What you need to do → Make an exact transcription of the material, leaving out all images.

::: Supplied records :::

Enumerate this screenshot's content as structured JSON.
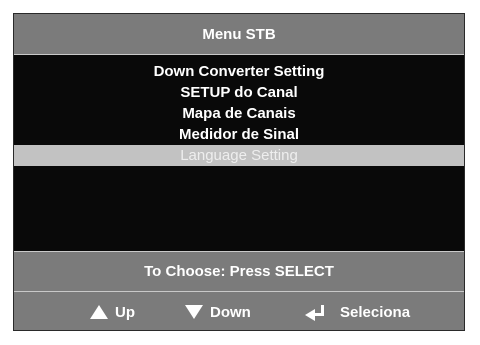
{
  "title": "Menu STB",
  "menu": {
    "items": [
      {
        "label": "Down Converter Setting"
      },
      {
        "label": "SETUP do Canal"
      },
      {
        "label": "Mapa de Canais"
      },
      {
        "label": "Medidor de Sinal"
      },
      {
        "label": "Language Setting"
      }
    ],
    "selected_index": 4
  },
  "prompt": "To Choose: Press SELECT",
  "legend": {
    "up_label": "Up",
    "up_icon": "triangle-up-icon",
    "down_label": "Down",
    "down_icon": "triangle-down-icon",
    "select_label": "Seleciona",
    "select_icon": "enter-arrow-icon"
  },
  "colors": {
    "panel": "#7b7b7b",
    "menu_background": "#090909",
    "highlight": "#c2c2c2",
    "text": "#ffffff"
  }
}
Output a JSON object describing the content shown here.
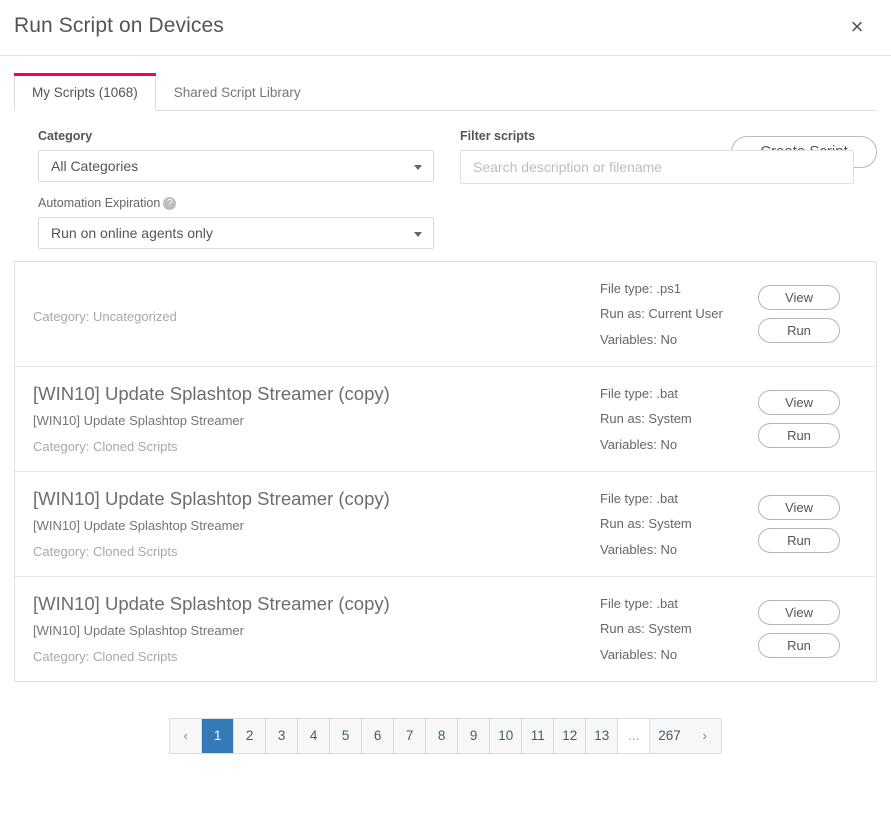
{
  "theme": {
    "accent": "#f50057",
    "pagination_active": "#337ab7"
  },
  "header": {
    "title": "Run Script on Devices",
    "close_icon": "×"
  },
  "tabs": [
    {
      "label": "My Scripts (1068)",
      "active": true
    },
    {
      "label": "Shared Script Library",
      "active": false
    }
  ],
  "toolbar": {
    "create_script_label": "Create Script"
  },
  "filters": {
    "category_label": "Category",
    "category_value": "All Categories",
    "automation_expiration_label": "Automation Expiration",
    "automation_expiration_help": "?",
    "automation_expiration_value": "Run on online agents only",
    "filter_scripts_label": "Filter scripts",
    "search_value": "",
    "search_placeholder": "Search description or filename"
  },
  "scripts": [
    {
      "title": "",
      "description": "",
      "category": "Category: Uncategorized",
      "file_type": "File type: .ps1",
      "run_as": "Run as: Current User",
      "variables": "Variables: No",
      "view_label": "View",
      "run_label": "Run"
    },
    {
      "title": "[WIN10] Update Splashtop Streamer (copy)",
      "description": "[WIN10] Update Splashtop Streamer",
      "category": "Category: Cloned Scripts",
      "file_type": "File type: .bat",
      "run_as": "Run as: System",
      "variables": "Variables: No",
      "view_label": "View",
      "run_label": "Run"
    },
    {
      "title": "[WIN10] Update Splashtop Streamer (copy)",
      "description": "[WIN10] Update Splashtop Streamer",
      "category": "Category: Cloned Scripts",
      "file_type": "File type: .bat",
      "run_as": "Run as: System",
      "variables": "Variables: No",
      "view_label": "View",
      "run_label": "Run"
    },
    {
      "title": "[WIN10] Update Splashtop Streamer (copy)",
      "description": "[WIN10] Update Splashtop Streamer",
      "category": "Category: Cloned Scripts",
      "file_type": "File type: .bat",
      "run_as": "Run as: System",
      "variables": "Variables: No",
      "view_label": "View",
      "run_label": "Run"
    }
  ],
  "pagination": {
    "prev_label": "‹",
    "next_label": "›",
    "pages": [
      "1",
      "2",
      "3",
      "4",
      "5",
      "6",
      "7",
      "8",
      "9",
      "10",
      "11",
      "12",
      "13",
      "...",
      "267"
    ],
    "active_page": "1",
    "ellipsis_token": "..."
  }
}
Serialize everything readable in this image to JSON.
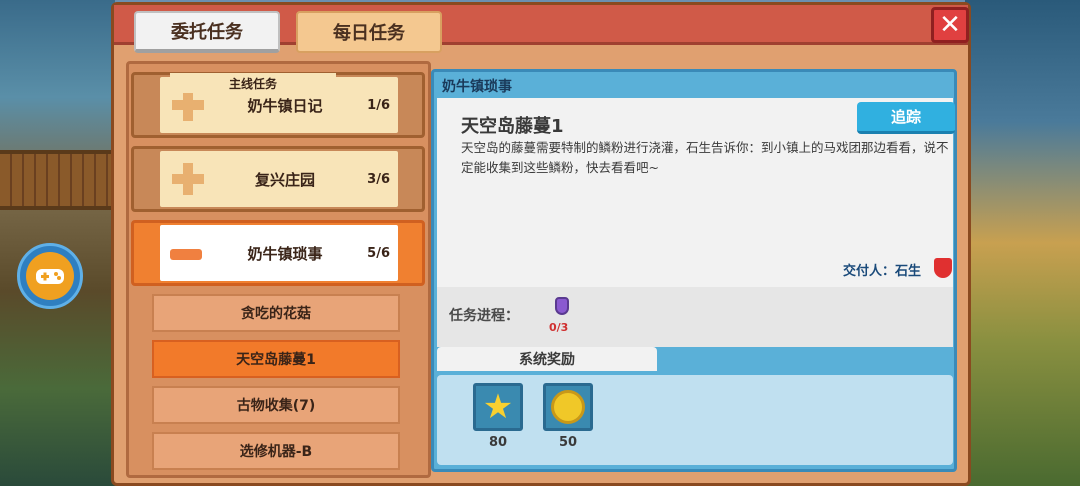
{
  "tabs": [
    {
      "label": "委托任务",
      "active": true
    },
    {
      "label": "每日任务",
      "active": false
    }
  ],
  "close_icon": "close-icon",
  "quest_list": {
    "main_tag": "主线任务",
    "groups": [
      {
        "name": "奶牛镇日记",
        "progress": "1/6",
        "expanded": false
      },
      {
        "name": "复兴庄园",
        "progress": "3/6",
        "expanded": false
      },
      {
        "name": "奶牛镇琐事",
        "progress": "5/6",
        "expanded": true
      }
    ],
    "sub_items": [
      {
        "name": "贪吃的花菇",
        "selected": false
      },
      {
        "name": "天空岛藤蔓1",
        "selected": true
      },
      {
        "name": "古物收集(7)",
        "selected": false
      },
      {
        "name": "选修机器-B",
        "selected": false
      }
    ]
  },
  "detail": {
    "header": "奶牛镇琐事",
    "title": "天空岛藤蔓1",
    "track_label": "追踪",
    "description": "天空岛的藤蔓需要特制的鳞粉进行浇灌，石生告诉你：到小镇上的马戏团那边看看，说不定能收集到这些鳞粉，快去看看吧~",
    "giver": "交付人：石生",
    "progress_label": "任务进程：",
    "progress_count": "0/3",
    "reward_tab": "系统奖励",
    "rewards": [
      {
        "icon": "star-icon",
        "amount": "80"
      },
      {
        "icon": "coin-icon",
        "amount": "50"
      }
    ]
  }
}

:::

Worked answer →
Enumerate this screenshot's content as structured JSON.
{
  "title": "Menu STB",
  "menu": {
    "items": [
      {
        "label": "Down Converter Setting"
      },
      {
        "label": "SETUP do Canal"
      },
      {
        "label": "Mapa de Canais"
      },
      {
        "label": "Medidor de Sinal"
      },
      {
        "label": "Language Setting"
      }
    ],
    "selected_index": 4
  },
  "prompt": "To Choose: Press SELECT",
  "legend": {
    "up_label": "Up",
    "up_icon": "triangle-up-icon",
    "down_label": "Down",
    "down_icon": "triangle-down-icon",
    "select_label": "Seleciona",
    "select_icon": "enter-arrow-icon"
  },
  "colors": {
    "panel": "#7b7b7b",
    "menu_background": "#090909",
    "highlight": "#c2c2c2",
    "text": "#ffffff"
  }
}
Output a JSON object describing the content shown here.
{
  "theme": {
    "accent": "#f50057",
    "pagination_active": "#337ab7"
  },
  "header": {
    "title": "Run Script on Devices",
    "close_icon": "×"
  },
  "tabs": [
    {
      "label": "My Scripts (1068)",
      "active": true
    },
    {
      "label": "Shared Script Library",
      "active": false
    }
  ],
  "toolbar": {
    "create_script_label": "Create Script"
  },
  "filters": {
    "category_label": "Category",
    "category_value": "All Categories",
    "automation_expiration_label": "Automation Expiration",
    "automation_expiration_help": "?",
    "automation_expiration_value": "Run on online agents only",
    "filter_scripts_label": "Filter scripts",
    "search_value": "",
    "search_placeholder": "Search description or filename"
  },
  "scripts": [
    {
      "title": "",
      "description": "",
      "category": "Category: Uncategorized",
      "file_type": "File type: .ps1",
      "run_as": "Run as: Current User",
      "variables": "Variables: No",
      "view_label": "View",
      "run_label": "Run"
    },
    {
      "title": "[WIN10] Update Splashtop Streamer (copy)",
      "description": "[WIN10] Update Splashtop Streamer",
      "category": "Category: Cloned Scripts",
      "file_type": "File type: .bat",
      "run_as": "Run as: System",
      "variables": "Variables: No",
      "view_label": "View",
      "run_label": "Run"
    },
    {
      "title": "[WIN10] Update Splashtop Streamer (copy)",
      "description": "[WIN10] Update Splashtop Streamer",
      "category": "Category: Cloned Scripts",
      "file_type": "File type: .bat",
      "run_as": "Run as: System",
      "variables": "Variables: No",
      "view_label": "View",
      "run_label": "Run"
    },
    {
      "title": "[WIN10] Update Splashtop Streamer (copy)",
      "description": "[WIN10] Update Splashtop Streamer",
      "category": "Category: Cloned Scripts",
      "file_type": "File type: .bat",
      "run_as": "Run as: System",
      "variables": "Variables: No",
      "view_label": "View",
      "run_label": "Run"
    }
  ],
  "pagination": {
    "prev_label": "‹",
    "next_label": "›",
    "pages": [
      "1",
      "2",
      "3",
      "4",
      "5",
      "6",
      "7",
      "8",
      "9",
      "10",
      "11",
      "12",
      "13",
      "...",
      "267"
    ],
    "active_page": "1",
    "ellipsis_token": "..."
  }
}
Serialize everything readable in this image to JSON.
{
  "tabs": [
    {
      "label": "委托任务",
      "active": true
    },
    {
      "label": "每日任务",
      "active": false
    }
  ],
  "close_icon": "close-icon",
  "quest_list": {
    "main_tag": "主线任务",
    "groups": [
      {
        "name": "奶牛镇日记",
        "progress": "1/6",
        "expanded": false
      },
      {
        "name": "复兴庄园",
        "progress": "3/6",
        "expanded": false
      },
      {
        "name": "奶牛镇琐事",
        "progress": "5/6",
        "expanded": true
      }
    ],
    "sub_items": [
      {
        "name": "贪吃的花菇",
        "selected": false
      },
      {
        "name": "天空岛藤蔓1",
        "selected": true
      },
      {
        "name": "古物收集(7)",
        "selected": false
      },
      {
        "name": "选修机器-B",
        "selected": false
      }
    ]
  },
  "detail": {
    "header": "奶牛镇琐事",
    "title": "天空岛藤蔓1",
    "track_label": "追踪",
    "description": "天空岛的藤蔓需要特制的鳞粉进行浇灌，石生告诉你：到小镇上的马戏团那边看看，说不定能收集到这些鳞粉，快去看看吧~",
    "giver": "交付人：石生",
    "progress_label": "任务进程：",
    "progress_count": "0/3",
    "reward_tab": "系统奖励",
    "rewards": [
      {
        "icon": "star-icon",
        "amount": "80"
      },
      {
        "icon": "coin-icon",
        "amount": "50"
      }
    ]
  }
}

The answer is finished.